* THE PROBLEM: Restate the full set of records exactly, word for word.

-- -- --

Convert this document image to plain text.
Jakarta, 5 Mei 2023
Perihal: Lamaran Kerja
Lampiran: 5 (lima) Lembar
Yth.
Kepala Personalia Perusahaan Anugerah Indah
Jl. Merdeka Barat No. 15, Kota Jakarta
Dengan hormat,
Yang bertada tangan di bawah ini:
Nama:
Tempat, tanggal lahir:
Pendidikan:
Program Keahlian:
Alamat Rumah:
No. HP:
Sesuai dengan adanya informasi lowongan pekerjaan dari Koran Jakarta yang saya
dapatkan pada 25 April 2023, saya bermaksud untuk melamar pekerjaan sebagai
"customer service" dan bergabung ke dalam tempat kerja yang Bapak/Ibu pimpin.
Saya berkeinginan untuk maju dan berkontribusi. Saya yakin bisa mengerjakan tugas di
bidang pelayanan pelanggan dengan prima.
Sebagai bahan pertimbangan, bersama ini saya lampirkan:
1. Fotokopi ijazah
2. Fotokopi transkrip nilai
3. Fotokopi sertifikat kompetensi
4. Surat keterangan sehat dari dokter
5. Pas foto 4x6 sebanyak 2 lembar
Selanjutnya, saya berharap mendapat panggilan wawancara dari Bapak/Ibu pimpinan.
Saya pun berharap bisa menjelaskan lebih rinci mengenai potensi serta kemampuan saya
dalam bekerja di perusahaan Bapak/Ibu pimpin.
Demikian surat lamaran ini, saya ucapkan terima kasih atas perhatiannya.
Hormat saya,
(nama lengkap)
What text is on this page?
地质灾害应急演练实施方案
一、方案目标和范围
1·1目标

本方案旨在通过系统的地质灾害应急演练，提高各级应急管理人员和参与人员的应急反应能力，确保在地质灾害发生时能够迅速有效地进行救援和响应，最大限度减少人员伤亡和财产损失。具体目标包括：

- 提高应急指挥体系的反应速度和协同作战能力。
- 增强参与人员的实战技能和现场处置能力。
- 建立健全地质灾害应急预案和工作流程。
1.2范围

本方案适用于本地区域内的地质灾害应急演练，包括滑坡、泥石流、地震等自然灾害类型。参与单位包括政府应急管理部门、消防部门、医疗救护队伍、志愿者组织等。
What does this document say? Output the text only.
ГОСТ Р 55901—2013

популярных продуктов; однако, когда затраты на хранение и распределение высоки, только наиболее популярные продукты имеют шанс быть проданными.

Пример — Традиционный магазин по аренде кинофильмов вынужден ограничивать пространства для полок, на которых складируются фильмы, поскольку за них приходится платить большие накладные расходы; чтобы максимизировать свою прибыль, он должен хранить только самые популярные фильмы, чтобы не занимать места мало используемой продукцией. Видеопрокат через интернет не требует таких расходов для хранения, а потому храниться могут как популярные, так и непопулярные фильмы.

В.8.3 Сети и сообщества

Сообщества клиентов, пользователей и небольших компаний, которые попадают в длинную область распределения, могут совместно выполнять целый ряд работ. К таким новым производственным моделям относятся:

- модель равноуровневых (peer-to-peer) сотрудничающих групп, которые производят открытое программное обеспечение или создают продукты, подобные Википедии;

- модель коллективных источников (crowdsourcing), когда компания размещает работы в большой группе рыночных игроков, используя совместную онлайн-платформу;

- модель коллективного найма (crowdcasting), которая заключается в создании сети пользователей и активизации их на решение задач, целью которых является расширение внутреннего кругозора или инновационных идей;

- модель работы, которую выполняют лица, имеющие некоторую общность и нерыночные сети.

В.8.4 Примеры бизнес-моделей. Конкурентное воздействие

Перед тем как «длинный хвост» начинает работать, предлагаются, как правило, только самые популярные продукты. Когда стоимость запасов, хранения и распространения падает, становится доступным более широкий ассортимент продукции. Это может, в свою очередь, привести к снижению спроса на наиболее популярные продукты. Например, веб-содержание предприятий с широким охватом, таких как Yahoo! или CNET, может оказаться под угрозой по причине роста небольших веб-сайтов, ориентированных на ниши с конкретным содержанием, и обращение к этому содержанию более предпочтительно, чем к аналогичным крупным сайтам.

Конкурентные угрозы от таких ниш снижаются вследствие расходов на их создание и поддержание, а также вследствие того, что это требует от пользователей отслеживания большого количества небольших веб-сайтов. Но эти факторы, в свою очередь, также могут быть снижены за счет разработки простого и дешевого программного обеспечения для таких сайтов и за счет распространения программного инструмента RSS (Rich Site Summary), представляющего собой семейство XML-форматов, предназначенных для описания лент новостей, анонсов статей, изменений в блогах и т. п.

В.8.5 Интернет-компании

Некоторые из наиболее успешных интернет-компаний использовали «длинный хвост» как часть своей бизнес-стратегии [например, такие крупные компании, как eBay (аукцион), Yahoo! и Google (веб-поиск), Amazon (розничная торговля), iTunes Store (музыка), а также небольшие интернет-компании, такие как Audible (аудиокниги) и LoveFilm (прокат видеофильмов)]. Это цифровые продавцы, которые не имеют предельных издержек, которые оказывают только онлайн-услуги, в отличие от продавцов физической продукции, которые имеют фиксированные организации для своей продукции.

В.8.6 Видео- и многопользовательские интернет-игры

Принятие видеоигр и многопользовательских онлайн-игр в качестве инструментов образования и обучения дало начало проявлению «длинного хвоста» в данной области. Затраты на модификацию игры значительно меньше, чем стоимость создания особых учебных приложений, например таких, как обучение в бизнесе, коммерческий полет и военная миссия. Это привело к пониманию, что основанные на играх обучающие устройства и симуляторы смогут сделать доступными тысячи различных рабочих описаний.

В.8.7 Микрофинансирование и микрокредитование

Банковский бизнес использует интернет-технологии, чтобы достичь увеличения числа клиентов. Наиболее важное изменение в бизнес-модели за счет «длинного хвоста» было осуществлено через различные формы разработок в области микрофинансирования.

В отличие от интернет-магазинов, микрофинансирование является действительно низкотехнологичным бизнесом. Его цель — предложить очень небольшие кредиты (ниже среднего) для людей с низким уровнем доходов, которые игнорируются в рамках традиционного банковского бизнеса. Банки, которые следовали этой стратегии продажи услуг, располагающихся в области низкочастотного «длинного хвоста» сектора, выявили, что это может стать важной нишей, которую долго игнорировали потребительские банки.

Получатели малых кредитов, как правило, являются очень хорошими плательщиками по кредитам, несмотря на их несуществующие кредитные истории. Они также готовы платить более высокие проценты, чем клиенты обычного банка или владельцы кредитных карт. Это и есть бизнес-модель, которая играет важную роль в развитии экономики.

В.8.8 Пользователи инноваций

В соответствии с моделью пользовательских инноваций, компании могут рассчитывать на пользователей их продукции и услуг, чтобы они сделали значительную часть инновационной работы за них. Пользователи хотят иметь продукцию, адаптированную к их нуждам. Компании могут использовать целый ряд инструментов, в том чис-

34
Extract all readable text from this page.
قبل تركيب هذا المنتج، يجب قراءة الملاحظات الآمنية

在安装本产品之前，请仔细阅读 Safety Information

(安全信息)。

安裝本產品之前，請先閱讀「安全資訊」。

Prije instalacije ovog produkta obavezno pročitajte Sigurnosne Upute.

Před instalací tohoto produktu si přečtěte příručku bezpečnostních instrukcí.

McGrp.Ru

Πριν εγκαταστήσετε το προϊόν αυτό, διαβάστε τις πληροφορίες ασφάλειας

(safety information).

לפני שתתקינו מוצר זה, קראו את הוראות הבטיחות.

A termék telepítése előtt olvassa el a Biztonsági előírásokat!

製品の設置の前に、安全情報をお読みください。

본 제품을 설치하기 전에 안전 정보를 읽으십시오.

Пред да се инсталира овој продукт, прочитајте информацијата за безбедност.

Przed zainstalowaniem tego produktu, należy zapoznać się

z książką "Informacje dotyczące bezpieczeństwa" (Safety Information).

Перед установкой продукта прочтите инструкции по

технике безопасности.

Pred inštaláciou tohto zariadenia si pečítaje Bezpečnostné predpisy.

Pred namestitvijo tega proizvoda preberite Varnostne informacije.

-- -- --

* WORKED SOLUTION:
Convert this document image to plain text.
Jakarta, 5 Mei 2023
Perihal: Lamaran Kerja
Lampiran: 5 (lima) Lembar
Yth.
Kepala Personalia Perusahaan Anugerah Indah
Jl. Merdeka Barat No. 15, Kota Jakarta
Dengan hormat,
Yang bertada tangan di bawah ini:
Nama:
Tempat, tanggal lahir:
Pendidikan:
Program Keahlian:
Alamat Rumah:
No. HP:
Sesuai dengan adanya informasi lowongan pekerjaan dari Koran Jakarta yang saya
dapatkan pada 25 April 2023, saya bermaksud untuk melamar pekerjaan sebagai
"customer service" dan bergabung ke dalam tempat kerja yang Bapak/Ibu pimpin.
Saya berkeinginan untuk maju dan berkontribusi. Saya yakin bisa mengerjakan tugas di
bidang pelayanan pelanggan dengan prima.
Sebagai bahan pertimbangan, bersama ini saya lampirkan:
1. Fotokopi ijazah
2. Fotokopi transkrip nilai
3. Fotokopi sertifikat kompetensi
4. Surat keterangan sehat dari dokter
5. Pas foto 4x6 sebanyak 2 lembar
Selanjutnya, saya berharap mendapat panggilan wawancara dari Bapak/Ibu pimpinan.
Saya pun berharap bisa menjelaskan lebih rinci mengenai potensi serta kemampuan saya
dalam bekerja di perusahaan Bapak/Ibu pimpin.
Demikian surat lamaran ini, saya ucapkan terima kasih atas perhatiannya.
Hormat saya,
(nama lengkap)
What text is on this page?
地质灾害应急演练实施方案
一、方案目标和范围
1·1目标

本方案旨在通过系统的地质灾害应急演练，提高各级应急管理人员和参与人员的应急反应能力，确保在地质灾害发生时能够迅速有效地进行救援和响应，最大限度减少人员伤亡和财产损失。具体目标包括：

- 提高应急指挥体系的反应速度和协同作战能力。
- 增强参与人员的实战技能和现场处置能力。
- 建立健全地质灾害应急预案和工作流程。
1.2范围

本方案适用于本地区域内的地质灾害应急演练，包括滑坡、泥石流、地震等自然灾害类型。参与单位包括政府应急管理部门、消防部门、医疗救护队伍、志愿者组织等。
What does this document say? Output the text only.
ГОСТ Р 55901—2013

популярных продуктов; однако, когда затраты на хранение и распределение высоки, только наиболее популярные продукты имеют шанс быть проданными.

Пример — Традиционный магазин по аренде кинофильмов вынужден ограничивать пространства для полок, на которых складируются фильмы, поскольку за них приходится платить большие накладные расходы; чтобы максимизировать свою прибыль, он должен хранить только самые популярные фильмы, чтобы не занимать места мало используемой продукцией. Видеопрокат через интернет не требует таких расходов для хранения, а потому храниться могут как популярные, так и непопулярные фильмы.

В.8.3 Сети и сообщества

Сообщества клиентов, пользователей и небольших компаний, которые попадают в длинную область распределения, могут совместно выполнять целый ряд работ. К таким новым производственным моделям относятся:

- модель равноуровневых (peer-to-peer) сотрудничающих групп, которые производят открытое программное обеспечение или создают продукты, подобные Википедии;

- модель коллективных источников (crowdsourcing), когда компания размещает работы в большой группе рыночных игроков, используя совместную онлайн-платформу;

- модель коллективного найма (crowdcasting), которая заключается в создании сети пользователей и активизации их на решение задач, целью которых является расширение внутреннего кругозора или инновационных идей;

- модель работы, которую выполняют лица, имеющие некоторую общность и нерыночные сети.

В.8.4 Примеры бизнес-моделей. Конкурентное воздействие

Перед тем как «длинный хвост» начинает работать, предлагаются, как правило, только самые популярные продукты. Когда стоимость запасов, хранения и распространения падает, становится доступным более широкий ассортимент продукции. Это может, в свою очередь, привести к снижению спроса на наиболее популярные продукты. Например, веб-содержание предприятий с широким охватом, таких как Yahoo! или CNET, может оказаться под угрозой по причине роста небольших веб-сайтов, ориентированных на ниши с конкретным содержанием, и обращение к этому содержанию более предпочтительно, чем к аналогичным крупным сайтам.

Конкурентные угрозы от таких ниш снижаются вследствие расходов на их создание и поддержание, а также вследствие того, что это требует от пользователей отслеживания большого количества небольших веб-сайтов. Но эти факторы, в свою очередь, также могут быть снижены за счет разработки простого и дешевого программного обеспечения для таких сайтов и за счет распространения программного инструмента RSS (Rich Site Summary), представляющего собой семейство XML-форматов, предназначенных для описания лент новостей, анонсов статей, изменений в блогах и т. п.

В.8.5 Интернет-компании

Некоторые из наиболее успешных интернет-компаний использовали «длинный хвост» как часть своей бизнес-стратегии [например, такие крупные компании, как eBay (аукцион), Yahoo! и Google (веб-поиск), Amazon (розничная торговля), iTunes Store (музыка), а также небольшие интернет-компании, такие как Audible (аудиокниги) и LoveFilm (прокат видеофильмов)]. Это цифровые продавцы, которые не имеют предельных издержек, которые оказывают только онлайн-услуги, в отличие от продавцов физической продукции, которые имеют фиксированные организации для своей продукции.

В.8.6 Видео- и многопользовательские интернет-игры

Принятие видеоигр и многопользовательских онлайн-игр в качестве инструментов образования и обучения дало начало проявлению «длинного хвоста» в данной области. Затраты на модификацию игры значительно меньше, чем стоимость создания особых учебных приложений, например таких, как обучение в бизнесе, коммерческий полет и военная миссия. Это привело к пониманию, что основанные на играх обучающие устройства и симуляторы смогут сделать доступными тысячи различных рабочих описаний.

В.8.7 Микрофинансирование и микрокредитование

Банковский бизнес использует интернет-технологии, чтобы достичь увеличения числа клиентов. Наиболее важное изменение в бизнес-модели за счет «длинного хвоста» было осуществлено через различные формы разработок в области микрофинансирования.

В отличие от интернет-магазинов, микрофинансирование является действительно низкотехнологичным бизнесом. Его цель — предложить очень небольшие кредиты (ниже среднего) для людей с низким уровнем доходов, которые игнорируются в рамках традиционного банковского бизнеса. Банки, которые следовали этой стратегии продажи услуг, располагающихся в области низкочастотного «длинного хвоста» сектора, выявили, что это может стать важной нишей, которую долго игнорировали потребительские банки.

Получатели малых кредитов, как правило, являются очень хорошими плательщиками по кредитам, несмотря на их несуществующие кредитные истории. Они также готовы платить более высокие проценты, чем клиенты обычного банка или владельцы кредитных карт. Это и есть бизнес-модель, которая играет важную роль в развитии экономики.

В.8.8 Пользователи инноваций

В соответствии с моделью пользовательских инноваций, компании могут рассчитывать на пользователей их продукции и услуг, чтобы они сделали значительную часть инновационной работы за них. Пользователи хотят иметь продукцию, адаптированную к их нуждам. Компании могут использовать целый ряд инструментов, в том чис-

34
Extract all readable text from this page.
قبل تركيب هذا المنتج، يجب قراءة الملاحظات الآمنية

在安装本产品之前，请仔细阅读 Safety Information

(安全信息)。

安裝本產品之前，請先閱讀「安全資訊」。

Prije instalacije ovog produkta obavezno pročitajte Sigurnosne Upute.

Před instalací tohoto produktu si přečtěte příručku bezpečnostních instrukcí.

McGrp.Ru

Πριν εγκαταστήσετε το προϊόν αυτό, διαβάστε τις πληροφορίες ασφάλειας

(safety information).

לפני שתתקינו מוצר זה, קראו את הוראות הבטיחות.

A termék telepítése előtt olvassa el a Biztonsági előírásokat!

製品の設置の前に、安全情報をお読みください。

본 제품을 설치하기 전에 안전 정보를 읽으십시오.

Пред да се инсталира овој продукт, прочитајте информацијата за безбедност.

Przed zainstalowaniem tego produktu, należy zapoznać się

z książką "Informacje dotyczące bezpieczeństwa" (Safety Information).

Перед установкой продукта прочтите инструкции по

технике безопасности.

Pred inštaláciou tohto zariadenia si pečítaje Bezpečnostné predpisy.

Pred namestitvijo tega proizvoda preberite Varnostne informacije.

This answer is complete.